═══ Materials provided ═══

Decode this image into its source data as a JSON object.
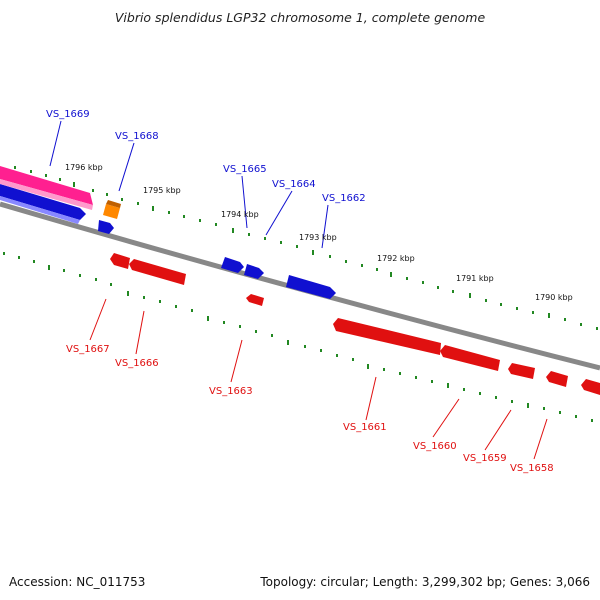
{
  "title": "Vibrio splendidus LGP32 chromosome 1, complete genome",
  "footer": {
    "accession": "Accession: NC_011753",
    "summary": "Topology: circular; Length: 3,299,302 bp; Genes: 3,066"
  },
  "kbp_labels": [
    "1796 kbp",
    "1795 kbp",
    "1794 kbp",
    "1793 kbp",
    "1792 kbp",
    "1791 kbp",
    "1790 kbp"
  ],
  "genes_forward": [
    "VS_1669",
    "VS_1668",
    "VS_1665",
    "VS_1664",
    "VS_1662"
  ],
  "genes_reverse": [
    "VS_1667",
    "VS_1666",
    "VS_1663",
    "VS_1661",
    "VS_1660",
    "VS_1659",
    "VS_1658"
  ],
  "colors": {
    "forward": "#1010d0",
    "reverse": "#e01010",
    "rna": "#ff2090",
    "other": "#ff8800",
    "backbone": "#888888",
    "ticks": "#228822"
  }
}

═══

**Exercise:** Would you transcribe the listing above line by line, exactly, leaving every picture out?

**Answer:**
Decode this image into its source data as a JSON object.
{
  "title": "Vibrio splendidus LGP32 chromosome 1, complete genome",
  "footer": {
    "accession": "Accession: NC_011753",
    "summary": "Topology: circular; Length: 3,299,302 bp; Genes: 3,066"
  },
  "kbp_labels": [
    "1796 kbp",
    "1795 kbp",
    "1794 kbp",
    "1793 kbp",
    "1792 kbp",
    "1791 kbp",
    "1790 kbp"
  ],
  "genes_forward": [
    "VS_1669",
    "VS_1668",
    "VS_1665",
    "VS_1664",
    "VS_1662"
  ],
  "genes_reverse": [
    "VS_1667",
    "VS_1666",
    "VS_1663",
    "VS_1661",
    "VS_1660",
    "VS_1659",
    "VS_1658"
  ],
  "colors": {
    "forward": "#1010d0",
    "reverse": "#e01010",
    "rna": "#ff2090",
    "other": "#ff8800",
    "backbone": "#888888",
    "ticks": "#228822"
  }
}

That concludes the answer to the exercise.